▶ _Requirements_: Copy each line below in which the word "title" occurs.

[Records from a collection of figures]
++++++++++

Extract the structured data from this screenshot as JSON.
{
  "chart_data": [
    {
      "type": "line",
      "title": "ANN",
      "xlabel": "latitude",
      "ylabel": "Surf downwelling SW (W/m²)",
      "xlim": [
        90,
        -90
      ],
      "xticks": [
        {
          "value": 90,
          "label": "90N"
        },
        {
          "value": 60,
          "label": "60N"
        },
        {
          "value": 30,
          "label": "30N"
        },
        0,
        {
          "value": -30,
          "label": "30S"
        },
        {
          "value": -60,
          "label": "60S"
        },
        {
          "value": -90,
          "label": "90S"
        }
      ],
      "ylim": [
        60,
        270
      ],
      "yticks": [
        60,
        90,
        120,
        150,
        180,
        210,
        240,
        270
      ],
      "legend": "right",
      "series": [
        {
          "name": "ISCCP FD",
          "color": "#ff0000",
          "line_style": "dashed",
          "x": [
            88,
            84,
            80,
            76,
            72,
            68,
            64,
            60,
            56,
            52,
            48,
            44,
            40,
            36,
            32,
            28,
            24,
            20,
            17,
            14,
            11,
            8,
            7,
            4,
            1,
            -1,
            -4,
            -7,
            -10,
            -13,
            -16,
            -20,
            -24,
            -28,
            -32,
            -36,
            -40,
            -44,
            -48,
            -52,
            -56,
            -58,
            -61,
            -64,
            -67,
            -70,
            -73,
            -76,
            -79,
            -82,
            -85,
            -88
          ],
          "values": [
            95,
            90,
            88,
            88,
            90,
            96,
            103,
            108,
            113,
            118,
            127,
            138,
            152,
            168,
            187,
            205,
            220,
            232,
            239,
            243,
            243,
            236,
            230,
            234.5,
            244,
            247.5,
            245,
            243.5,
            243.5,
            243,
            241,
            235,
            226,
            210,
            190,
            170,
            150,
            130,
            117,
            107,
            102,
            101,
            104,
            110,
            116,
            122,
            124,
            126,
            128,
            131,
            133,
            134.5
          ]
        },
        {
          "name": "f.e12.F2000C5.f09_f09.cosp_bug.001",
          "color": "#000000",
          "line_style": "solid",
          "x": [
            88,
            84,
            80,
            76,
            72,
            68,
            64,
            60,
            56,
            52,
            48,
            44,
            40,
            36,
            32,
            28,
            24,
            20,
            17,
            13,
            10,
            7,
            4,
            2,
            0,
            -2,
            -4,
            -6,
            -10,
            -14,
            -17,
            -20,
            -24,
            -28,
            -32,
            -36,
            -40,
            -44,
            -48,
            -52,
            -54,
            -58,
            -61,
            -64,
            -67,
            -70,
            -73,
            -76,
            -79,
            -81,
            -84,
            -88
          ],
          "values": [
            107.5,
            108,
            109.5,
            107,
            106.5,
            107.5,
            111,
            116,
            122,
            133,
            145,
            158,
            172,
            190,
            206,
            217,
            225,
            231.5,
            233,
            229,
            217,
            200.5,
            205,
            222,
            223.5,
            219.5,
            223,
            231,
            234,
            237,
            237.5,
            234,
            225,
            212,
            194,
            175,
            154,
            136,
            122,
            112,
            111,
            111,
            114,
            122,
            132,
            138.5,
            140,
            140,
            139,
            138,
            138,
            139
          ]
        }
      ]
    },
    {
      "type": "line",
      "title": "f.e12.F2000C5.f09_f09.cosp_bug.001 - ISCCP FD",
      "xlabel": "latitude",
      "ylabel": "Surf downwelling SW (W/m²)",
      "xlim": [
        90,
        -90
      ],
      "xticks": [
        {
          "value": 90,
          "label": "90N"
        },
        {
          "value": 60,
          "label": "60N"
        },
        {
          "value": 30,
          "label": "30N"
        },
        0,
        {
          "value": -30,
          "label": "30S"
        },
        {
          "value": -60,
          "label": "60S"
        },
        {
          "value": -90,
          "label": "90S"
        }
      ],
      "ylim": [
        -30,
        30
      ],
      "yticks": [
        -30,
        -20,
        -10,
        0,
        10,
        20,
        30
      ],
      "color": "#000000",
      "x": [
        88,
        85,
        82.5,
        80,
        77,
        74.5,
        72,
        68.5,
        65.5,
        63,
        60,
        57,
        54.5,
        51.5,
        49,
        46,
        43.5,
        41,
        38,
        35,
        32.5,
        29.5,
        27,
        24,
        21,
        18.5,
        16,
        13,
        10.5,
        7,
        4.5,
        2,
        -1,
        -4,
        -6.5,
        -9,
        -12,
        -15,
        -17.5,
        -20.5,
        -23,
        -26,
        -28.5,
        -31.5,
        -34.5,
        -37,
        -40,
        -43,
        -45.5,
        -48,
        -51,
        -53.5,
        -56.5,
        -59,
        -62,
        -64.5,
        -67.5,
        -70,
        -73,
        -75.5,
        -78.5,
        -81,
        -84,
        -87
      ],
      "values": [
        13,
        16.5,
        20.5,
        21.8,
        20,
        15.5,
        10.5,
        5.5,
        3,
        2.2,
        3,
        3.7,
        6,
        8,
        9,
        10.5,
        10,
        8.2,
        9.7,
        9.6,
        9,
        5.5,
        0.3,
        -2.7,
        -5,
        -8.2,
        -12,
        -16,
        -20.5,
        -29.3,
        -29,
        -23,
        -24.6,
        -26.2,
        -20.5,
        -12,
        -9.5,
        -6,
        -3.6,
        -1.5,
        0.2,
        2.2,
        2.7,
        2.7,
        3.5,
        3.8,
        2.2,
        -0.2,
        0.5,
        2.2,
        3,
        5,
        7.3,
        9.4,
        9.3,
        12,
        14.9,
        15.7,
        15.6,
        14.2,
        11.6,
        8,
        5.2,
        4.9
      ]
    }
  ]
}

++++++++++

▶ _Exercise response_:
      "title": "ANN",
      "title": "f.e12.F2000C5.f09_f09.cosp_bug.001 - ISCCP FD",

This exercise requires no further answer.